> **Records for processing**:
□ □ □ □

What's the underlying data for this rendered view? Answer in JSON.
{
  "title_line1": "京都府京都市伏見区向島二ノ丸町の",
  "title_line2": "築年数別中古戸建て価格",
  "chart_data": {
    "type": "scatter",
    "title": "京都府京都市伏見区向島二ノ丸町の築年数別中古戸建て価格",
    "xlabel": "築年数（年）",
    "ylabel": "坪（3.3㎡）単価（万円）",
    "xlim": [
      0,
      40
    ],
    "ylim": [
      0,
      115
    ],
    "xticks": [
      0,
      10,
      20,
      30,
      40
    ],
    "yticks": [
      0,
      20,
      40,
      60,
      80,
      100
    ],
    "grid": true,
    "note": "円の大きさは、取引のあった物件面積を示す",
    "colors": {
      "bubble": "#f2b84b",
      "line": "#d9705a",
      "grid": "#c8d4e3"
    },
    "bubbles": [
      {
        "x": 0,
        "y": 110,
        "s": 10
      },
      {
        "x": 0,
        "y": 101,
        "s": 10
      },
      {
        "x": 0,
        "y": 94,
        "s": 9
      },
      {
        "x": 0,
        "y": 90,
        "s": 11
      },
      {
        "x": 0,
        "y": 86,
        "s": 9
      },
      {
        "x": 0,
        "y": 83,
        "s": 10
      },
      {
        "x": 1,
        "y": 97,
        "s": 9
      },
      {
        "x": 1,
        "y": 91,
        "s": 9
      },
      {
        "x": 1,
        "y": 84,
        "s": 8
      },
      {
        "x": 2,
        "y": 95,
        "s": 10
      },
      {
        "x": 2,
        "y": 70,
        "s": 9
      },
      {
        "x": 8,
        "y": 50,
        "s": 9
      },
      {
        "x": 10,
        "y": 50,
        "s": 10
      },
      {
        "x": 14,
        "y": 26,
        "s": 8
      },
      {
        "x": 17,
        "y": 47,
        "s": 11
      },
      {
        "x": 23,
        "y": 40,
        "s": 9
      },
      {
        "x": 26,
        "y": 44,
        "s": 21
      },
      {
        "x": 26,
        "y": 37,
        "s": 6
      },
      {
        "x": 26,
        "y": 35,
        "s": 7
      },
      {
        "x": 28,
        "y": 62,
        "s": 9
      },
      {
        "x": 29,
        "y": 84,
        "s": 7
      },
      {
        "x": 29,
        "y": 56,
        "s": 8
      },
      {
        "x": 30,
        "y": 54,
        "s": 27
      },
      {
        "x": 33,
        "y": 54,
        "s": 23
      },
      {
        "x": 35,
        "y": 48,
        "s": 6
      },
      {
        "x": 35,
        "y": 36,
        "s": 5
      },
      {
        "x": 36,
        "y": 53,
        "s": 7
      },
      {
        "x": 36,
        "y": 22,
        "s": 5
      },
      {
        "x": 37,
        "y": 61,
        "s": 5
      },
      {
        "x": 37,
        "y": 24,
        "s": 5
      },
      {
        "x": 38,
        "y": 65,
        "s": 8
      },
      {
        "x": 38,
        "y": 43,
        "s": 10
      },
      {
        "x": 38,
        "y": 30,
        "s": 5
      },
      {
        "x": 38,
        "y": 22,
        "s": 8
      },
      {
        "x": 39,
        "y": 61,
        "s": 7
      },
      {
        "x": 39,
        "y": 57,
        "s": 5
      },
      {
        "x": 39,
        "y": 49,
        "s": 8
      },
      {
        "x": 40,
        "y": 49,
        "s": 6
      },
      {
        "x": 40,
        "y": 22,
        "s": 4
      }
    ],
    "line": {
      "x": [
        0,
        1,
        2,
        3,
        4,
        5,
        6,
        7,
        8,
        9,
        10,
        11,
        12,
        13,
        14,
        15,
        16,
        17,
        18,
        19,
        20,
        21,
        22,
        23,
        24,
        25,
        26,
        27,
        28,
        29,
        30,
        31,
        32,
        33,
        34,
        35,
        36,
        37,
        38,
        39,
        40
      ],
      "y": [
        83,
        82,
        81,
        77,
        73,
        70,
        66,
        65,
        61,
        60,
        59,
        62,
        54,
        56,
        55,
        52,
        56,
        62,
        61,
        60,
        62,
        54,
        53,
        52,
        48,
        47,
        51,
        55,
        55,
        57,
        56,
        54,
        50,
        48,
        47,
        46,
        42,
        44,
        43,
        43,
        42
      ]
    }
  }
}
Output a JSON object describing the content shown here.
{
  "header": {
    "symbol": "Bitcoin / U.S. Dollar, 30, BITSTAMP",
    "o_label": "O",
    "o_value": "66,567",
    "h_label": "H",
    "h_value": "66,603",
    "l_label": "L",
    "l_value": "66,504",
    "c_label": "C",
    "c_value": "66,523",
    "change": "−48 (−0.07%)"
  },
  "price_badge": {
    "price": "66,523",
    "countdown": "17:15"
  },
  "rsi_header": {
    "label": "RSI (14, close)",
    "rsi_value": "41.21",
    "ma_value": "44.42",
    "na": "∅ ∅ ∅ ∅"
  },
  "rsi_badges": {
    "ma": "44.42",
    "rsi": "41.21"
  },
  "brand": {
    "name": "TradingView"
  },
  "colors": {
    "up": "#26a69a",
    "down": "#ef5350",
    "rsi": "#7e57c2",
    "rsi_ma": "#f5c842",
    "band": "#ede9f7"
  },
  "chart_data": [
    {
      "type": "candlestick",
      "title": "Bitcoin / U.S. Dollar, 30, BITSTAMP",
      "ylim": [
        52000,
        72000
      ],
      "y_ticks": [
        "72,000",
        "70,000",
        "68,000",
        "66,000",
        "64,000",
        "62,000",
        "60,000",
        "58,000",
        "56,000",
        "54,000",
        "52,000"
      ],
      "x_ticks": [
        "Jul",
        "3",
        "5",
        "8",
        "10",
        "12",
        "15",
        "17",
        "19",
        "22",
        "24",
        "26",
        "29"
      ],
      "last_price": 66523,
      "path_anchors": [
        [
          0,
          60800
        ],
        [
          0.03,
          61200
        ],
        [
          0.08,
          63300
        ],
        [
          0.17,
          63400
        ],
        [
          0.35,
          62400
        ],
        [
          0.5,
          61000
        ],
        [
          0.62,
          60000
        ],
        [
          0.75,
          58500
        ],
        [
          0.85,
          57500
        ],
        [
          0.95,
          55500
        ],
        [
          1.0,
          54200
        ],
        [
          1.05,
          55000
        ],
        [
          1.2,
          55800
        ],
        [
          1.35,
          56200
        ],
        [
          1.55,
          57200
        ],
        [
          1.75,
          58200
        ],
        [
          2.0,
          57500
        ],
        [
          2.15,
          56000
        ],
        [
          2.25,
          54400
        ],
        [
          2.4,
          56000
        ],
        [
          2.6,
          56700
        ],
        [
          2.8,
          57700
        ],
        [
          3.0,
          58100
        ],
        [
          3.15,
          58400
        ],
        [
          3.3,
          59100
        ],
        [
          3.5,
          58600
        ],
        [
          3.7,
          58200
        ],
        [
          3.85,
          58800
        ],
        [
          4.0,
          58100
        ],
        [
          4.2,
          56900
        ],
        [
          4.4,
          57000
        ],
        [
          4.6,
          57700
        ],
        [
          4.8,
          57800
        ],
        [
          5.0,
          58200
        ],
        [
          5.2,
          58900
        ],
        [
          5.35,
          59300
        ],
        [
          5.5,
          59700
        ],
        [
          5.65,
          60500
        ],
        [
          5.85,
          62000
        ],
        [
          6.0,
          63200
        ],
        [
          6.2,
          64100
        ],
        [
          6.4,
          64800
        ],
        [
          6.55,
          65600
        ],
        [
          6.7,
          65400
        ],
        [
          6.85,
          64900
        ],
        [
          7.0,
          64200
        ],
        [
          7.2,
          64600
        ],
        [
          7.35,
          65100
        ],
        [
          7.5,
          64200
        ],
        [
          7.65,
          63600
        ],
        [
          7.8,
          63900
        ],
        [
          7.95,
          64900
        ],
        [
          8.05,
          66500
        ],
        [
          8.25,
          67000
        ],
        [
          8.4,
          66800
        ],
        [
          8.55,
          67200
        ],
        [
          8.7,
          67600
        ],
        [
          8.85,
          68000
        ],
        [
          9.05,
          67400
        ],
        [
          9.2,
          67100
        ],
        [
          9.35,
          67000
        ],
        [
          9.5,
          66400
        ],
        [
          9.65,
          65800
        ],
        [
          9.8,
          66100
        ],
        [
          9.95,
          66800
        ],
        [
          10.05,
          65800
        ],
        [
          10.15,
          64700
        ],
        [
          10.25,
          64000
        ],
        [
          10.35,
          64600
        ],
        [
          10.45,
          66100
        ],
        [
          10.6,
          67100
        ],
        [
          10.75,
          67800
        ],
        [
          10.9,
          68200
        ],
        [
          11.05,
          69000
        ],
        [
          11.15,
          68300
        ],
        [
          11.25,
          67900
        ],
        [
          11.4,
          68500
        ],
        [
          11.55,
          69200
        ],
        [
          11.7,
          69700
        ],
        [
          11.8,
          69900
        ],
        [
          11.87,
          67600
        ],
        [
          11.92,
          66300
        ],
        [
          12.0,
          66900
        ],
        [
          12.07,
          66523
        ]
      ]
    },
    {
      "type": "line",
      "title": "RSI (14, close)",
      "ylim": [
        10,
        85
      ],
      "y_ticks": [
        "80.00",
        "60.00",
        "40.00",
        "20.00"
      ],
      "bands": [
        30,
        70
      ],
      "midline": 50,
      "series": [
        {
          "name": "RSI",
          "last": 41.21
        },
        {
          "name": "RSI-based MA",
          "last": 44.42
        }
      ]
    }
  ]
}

□ □ □ □

> **Aim**: Look above for every line with the word "type" and copy it.

> **Answer to this problem**:
    "type": "scatter",
      "type": "candlestick",
      "type": "line",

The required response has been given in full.